* WORK TO DO *
Output the material exactly, but drop every image it holds.

[Dataset excerpts]
★ ★ ★ ★ ★ ★ ★
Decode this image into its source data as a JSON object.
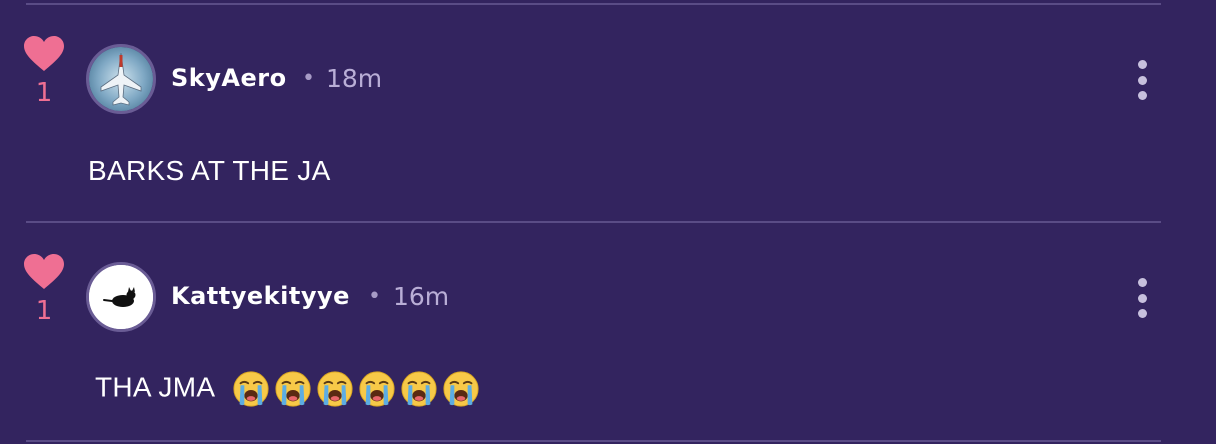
{
  "comments": [
    {
      "username": "SkyAero",
      "time": "18m",
      "likes": "1",
      "text": "BARKS AT THE JA",
      "avatar_icon": "fighter-jet-icon",
      "emoji_count": 0
    },
    {
      "username": "Kattyekityye",
      "time": "16m",
      "likes": "1",
      "text": "THA JMA",
      "avatar_icon": "black-cat-icon",
      "emoji_count": 6,
      "emoji_icon": "loudly-crying-face-icon"
    }
  ],
  "separator": "•",
  "colors": {
    "background": "#33245f",
    "heart": "#ef6f93",
    "divider": "#5a4c86",
    "timestamp": "#b9aed6"
  }
}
★ ★ ★ ★ ★ ★ ★
* SOLUTION BELOW *
Decode this image into its source data as a JSON object.
{
  "comments": [
    {
      "username": "SkyAero",
      "time": "18m",
      "likes": "1",
      "text": "BARKS AT THE JA",
      "avatar_icon": "fighter-jet-icon",
      "emoji_count": 0
    },
    {
      "username": "Kattyekityye",
      "time": "16m",
      "likes": "1",
      "text": "THA JMA",
      "avatar_icon": "black-cat-icon",
      "emoji_count": 6,
      "emoji_icon": "loudly-crying-face-icon"
    }
  ],
  "separator": "•",
  "colors": {
    "background": "#33245f",
    "heart": "#ef6f93",
    "divider": "#5a4c86",
    "timestamp": "#b9aed6"
  }
}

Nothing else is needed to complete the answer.